La philosophe et sociologue française Dominique MÉDA estime que “Ce n'est pas parce que notre État, nos services publics, nos administrations présentent des défauts qu'il faut remettre en question le concept même de service public.” En effet, le service public est central aussi bien en droit administratif que dans la vie quotidienne des citoyens.
Selon la définition juridique classique de Léon DUGUIT, le service public renvoie à “toute activité dont l'accomplissement doit être assuré, réglé et contrôlé par les gouvernants, parce que cet accomplissement est indispensable à la réalisation et au développement de l'interdépendance sociale”. Il ajoute que sa nature ne permet pas à la seule force gouvernante d’intervenir. Louis Rolland, dans les années 1930 a énoncé les lois qui gouvernent le service public : le principe de continuité du service public, celui de mutabilité du service public et enfin celui de l’égalité du service public. En outre, le service administratif comprend trois principaux critères : le critère matériel (l'activité doit avoir un but et un contenu à caractère d’intérêt public), organique (le service public doit être rattaché à une personne publique) et fonctionnel (un fonctionnement suivant les règles édictées par la jurisprudence).
****
Dites si chacune des affirmations suivantes concorde avec le texte sur le service public. Répondez par oui ou par non et citez les mots du texte qui permettent de trancher.
(a) Louis Rolland a formulé les lois du service public dans les années 1930.
(b) Selon le critère organique, le service public doit être rattaché à une personne privée.
(c) Dominique Méda est présentée comme juriste.

__Extrait des données__.
****
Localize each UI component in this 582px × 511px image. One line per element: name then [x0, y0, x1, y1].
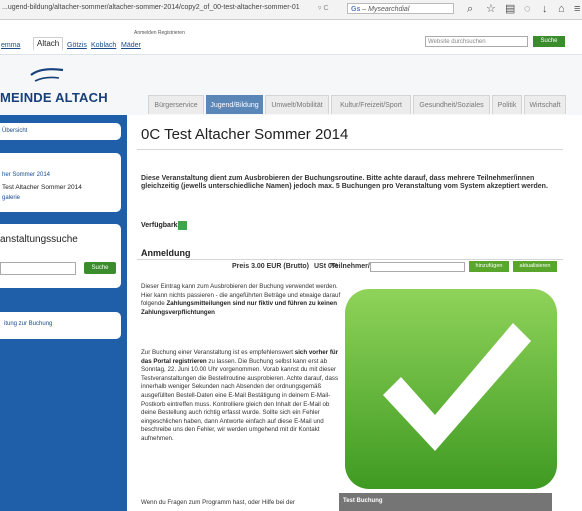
****
__Réponse complète__.
(a) Oui : « Louis Rolland, dans les années 1930 a énoncé les lois qui gouvernent le service public ».
(b) Non : « organique (le service public doit être rattaché à une personne publique) ».
(c) Non : « La philosophe et sociologue française Dominique MÉDA ».